**DAFTAR TUGAS**
[1] Menurut berita tentang dugaan korupsi dana KF di Kabupaten Bima, berapa total anggaran program KF di kabupaten itu?
[2] Tolong lanjutkan berita tentang dugaan korupsi dana KF di Kabupaten Bima setelah kalimat terakhir yang ditampilkan.

-->

Notification

×

Iklan

ITK Temukan Indikasi Dugaan Korupsi Dana KF Rp1,886 Milyar

Monday, October 10, 2011 | Monday, October 10, 2011 WIB | 0 Views Last Updated 2011-10-10T00:35:07Z

Kejaksaan: Kalau Ada Indikasi, Akan Kami Proses
Bima, Garda Asakota.-
Institut Transparansi Kebijakan (ITK) NTB Korda Bima menemukan adanya indikasi dugaan korupsi pengelolaan dana Keaksaraan Fungsional (KF) di Kabupaten Bima. Indikasi ini terkuak berdasarkan hasil evaluasi dan motitoring (Monev) yang dilakukan oleh yang ditugaskan oleh ITK.
Di Kabupaten Bima, terdapat kurang lebih seratus (100) PKBM dan dua (2) LSM yang mendapatkan kucuran anggaran program KF serta terdapat 1500 kelompok belajar dengan total anggaran Rp6,7 Milyar lebih.
Diduga dari total kucuran dana KF tersebut, Rp1.886 Milyar lebih tidak direalisasikan sebagaimana mestinya dan ada indikasi korupsi. “Dugaan indikasi korupsi keuangan Negara yang tidak direalisasikan berdasarkan RAB sebesar Rp1.886.784.000.-,” ungkap Penasehat ITK NTB Korda Bima, Al-Imran, dalam siaran persnya yang diterima Garda Asakota.
Pihaknya menduga hampir di semua PKBM hanya menggu­nakan satu orang tutor, padahal dalam RAB harusnya dua orang tutor. Bila terdapat 1. 488 kelompok belajar se-Kabupaten Bima dikalikan Rp500 ribu, maka akan ada sekitar Rp744.000 juta uang yang diduga tidak direalisasikan sebagaimana mestinya sesuai RAB. Begitupun dengan tingkat kehadiran warga belajar, ITK menduga hanya rata-rata 60 persen. “Biaya transportasi warga belajar per orangan Rp3000 kali 32 hari menjadi Rp96 ribu per orang, terus dikali 40 persen dari warga belajar. Asumsinya 8 orang setiap kelompok belajar tidak hadir terus dikali 1.488 KB, maka totalnya Rp1,142 Milyar. Karena pembayaran transportasi hanya akan diberikan kepada warga belajar sesuai kehadirannya ikut belajar, sehingga dugaan indikasi korupsi keuangan Negara yang tidak direalisasikan berdasarkan RAB sebesar Rp1.886.784.000.-,” bebernya.
Sementara itu, Kejaksaan Negeri Raba-Bima melalui Kasi Intelijen, Edi Tanto Putra, SH, yang dimintai tanggapanya atas temuan ITK tersebut?. Ditanya via Ponselnya, Jumat (7/10),
pihaknya menegaskan sikap kejaksaan yang akan mengawasi secara internal terhadap pengelolaan dana milyaran rupiah tersebut.

**KUTIPAN ITEM**

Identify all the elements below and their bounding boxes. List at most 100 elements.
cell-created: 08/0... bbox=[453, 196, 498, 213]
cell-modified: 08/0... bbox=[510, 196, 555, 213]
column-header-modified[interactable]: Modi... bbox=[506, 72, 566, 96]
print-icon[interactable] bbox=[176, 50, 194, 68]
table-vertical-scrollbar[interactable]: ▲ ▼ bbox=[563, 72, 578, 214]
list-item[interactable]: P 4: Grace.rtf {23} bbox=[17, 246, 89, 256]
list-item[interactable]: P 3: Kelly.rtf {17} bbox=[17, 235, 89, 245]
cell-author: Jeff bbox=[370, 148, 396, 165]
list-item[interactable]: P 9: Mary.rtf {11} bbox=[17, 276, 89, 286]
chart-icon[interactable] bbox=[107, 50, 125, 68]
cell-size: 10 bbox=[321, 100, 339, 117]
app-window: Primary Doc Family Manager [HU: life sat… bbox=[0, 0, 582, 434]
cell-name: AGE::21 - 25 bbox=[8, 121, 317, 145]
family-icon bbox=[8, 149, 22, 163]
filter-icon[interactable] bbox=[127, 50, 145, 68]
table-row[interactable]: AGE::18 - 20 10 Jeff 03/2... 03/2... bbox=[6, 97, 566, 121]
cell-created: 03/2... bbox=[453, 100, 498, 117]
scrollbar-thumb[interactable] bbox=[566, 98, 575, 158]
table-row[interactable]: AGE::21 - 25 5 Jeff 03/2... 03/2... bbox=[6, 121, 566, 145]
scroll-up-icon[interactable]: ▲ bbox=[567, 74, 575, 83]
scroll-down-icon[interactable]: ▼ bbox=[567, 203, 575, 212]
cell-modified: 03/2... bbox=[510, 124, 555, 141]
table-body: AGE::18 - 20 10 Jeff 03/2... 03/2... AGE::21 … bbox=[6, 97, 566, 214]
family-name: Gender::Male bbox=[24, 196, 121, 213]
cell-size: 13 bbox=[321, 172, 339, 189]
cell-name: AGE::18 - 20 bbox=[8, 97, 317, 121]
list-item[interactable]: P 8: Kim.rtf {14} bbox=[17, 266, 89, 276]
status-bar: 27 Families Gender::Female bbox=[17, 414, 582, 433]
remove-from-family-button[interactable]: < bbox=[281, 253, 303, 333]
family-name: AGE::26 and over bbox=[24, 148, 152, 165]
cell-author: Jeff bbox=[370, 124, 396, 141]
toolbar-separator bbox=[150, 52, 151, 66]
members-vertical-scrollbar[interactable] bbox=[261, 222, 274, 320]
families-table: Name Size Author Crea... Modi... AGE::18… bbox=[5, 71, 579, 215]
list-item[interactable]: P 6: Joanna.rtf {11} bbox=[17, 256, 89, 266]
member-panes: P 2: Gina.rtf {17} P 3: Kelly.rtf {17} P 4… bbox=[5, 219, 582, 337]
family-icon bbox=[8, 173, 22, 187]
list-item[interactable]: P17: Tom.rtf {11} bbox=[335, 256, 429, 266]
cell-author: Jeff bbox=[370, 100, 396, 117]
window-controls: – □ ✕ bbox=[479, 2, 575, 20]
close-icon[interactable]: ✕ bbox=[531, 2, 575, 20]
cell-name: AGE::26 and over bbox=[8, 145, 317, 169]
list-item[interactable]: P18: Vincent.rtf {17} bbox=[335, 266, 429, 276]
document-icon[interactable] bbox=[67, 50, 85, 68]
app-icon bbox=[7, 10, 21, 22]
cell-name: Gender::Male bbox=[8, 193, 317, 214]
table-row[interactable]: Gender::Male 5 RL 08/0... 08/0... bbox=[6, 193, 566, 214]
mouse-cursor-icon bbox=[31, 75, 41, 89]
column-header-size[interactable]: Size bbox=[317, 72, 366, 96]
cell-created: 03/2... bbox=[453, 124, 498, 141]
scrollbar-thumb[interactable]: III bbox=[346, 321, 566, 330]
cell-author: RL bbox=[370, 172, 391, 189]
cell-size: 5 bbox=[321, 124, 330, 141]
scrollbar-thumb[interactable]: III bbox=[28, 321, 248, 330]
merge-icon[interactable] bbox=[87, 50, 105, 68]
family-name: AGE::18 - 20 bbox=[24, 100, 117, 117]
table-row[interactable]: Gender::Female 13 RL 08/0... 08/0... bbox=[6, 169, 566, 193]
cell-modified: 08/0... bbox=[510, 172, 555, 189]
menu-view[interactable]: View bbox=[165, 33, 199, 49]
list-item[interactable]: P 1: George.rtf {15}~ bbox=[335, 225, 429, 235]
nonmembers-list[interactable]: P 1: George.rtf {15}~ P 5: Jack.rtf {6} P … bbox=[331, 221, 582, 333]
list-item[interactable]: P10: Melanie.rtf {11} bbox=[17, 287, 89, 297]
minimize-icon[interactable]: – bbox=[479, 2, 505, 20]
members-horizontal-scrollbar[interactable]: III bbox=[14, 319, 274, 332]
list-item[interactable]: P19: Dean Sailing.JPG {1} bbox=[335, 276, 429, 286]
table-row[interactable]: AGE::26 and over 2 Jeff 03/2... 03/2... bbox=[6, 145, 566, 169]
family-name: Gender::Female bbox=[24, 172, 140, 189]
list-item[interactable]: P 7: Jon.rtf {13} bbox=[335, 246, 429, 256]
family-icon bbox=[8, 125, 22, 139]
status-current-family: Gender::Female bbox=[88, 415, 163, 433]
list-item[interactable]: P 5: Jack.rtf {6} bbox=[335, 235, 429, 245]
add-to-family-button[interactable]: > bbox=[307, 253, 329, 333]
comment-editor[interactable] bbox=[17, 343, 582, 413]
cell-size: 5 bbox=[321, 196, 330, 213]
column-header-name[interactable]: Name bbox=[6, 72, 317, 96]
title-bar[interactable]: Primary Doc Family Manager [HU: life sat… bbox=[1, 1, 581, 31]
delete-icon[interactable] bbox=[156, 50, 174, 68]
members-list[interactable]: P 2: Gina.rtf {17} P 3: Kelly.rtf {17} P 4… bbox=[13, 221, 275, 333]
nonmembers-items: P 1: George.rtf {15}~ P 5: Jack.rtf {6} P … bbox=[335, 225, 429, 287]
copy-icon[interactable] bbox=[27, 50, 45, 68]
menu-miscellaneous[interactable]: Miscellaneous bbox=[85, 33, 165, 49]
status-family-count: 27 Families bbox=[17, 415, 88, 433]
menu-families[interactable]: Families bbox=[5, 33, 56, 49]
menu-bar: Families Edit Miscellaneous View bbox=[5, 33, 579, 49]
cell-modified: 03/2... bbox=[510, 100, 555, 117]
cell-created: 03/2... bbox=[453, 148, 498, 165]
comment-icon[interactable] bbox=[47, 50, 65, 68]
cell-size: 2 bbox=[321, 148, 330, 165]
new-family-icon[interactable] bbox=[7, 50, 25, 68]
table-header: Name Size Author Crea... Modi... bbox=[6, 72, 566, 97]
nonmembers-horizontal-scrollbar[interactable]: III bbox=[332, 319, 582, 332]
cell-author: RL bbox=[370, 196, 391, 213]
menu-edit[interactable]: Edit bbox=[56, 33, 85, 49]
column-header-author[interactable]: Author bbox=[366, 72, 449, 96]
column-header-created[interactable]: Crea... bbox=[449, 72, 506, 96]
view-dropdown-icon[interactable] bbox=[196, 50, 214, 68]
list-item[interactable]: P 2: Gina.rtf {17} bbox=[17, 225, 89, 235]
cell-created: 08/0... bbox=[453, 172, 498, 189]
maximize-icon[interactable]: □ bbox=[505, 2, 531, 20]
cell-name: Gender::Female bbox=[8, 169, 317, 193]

**JAWABAN PER TUGAS**
[1] Total anggarannya Rp6,7 Milyar lebih.

[2]
Dan bahkan, kata dia, bila dalam penga­wasan internal ditemukan adanya dugaan penyimpangan keuangan Negara, maka akan diproses. “Kejaksaan akan melakukan pengawasan secara internal. Kalau ada indikasi akan kami proses,” tegasnya.
Disinggung masuknya unsur Kejaksaan dalam keanggotaan Tim Monev Dana KF di Kabupaten Bima, Edi mengakuinya. “Benar sesuai petunjuk teknis,” sahutnya singkat. Lantas bagaimana tanggapan pihak Dikpora Kabupaten Bima atas temuan ITK?. Kadis Dikpora melalui Kasi Pendidi­kan Luar Sekolah (PLS), H. Jaha­ruddin, yang dimintai tanggapannya terkait dengan release ITK, malah terkesan cuci tangan atas pertanggung-jawaban pengelolaan dana tersebut. Padahal secara teknis, dinaslah yang bertanggung-jawab karena menyang­kut pengelolaan anggaran pemerintah.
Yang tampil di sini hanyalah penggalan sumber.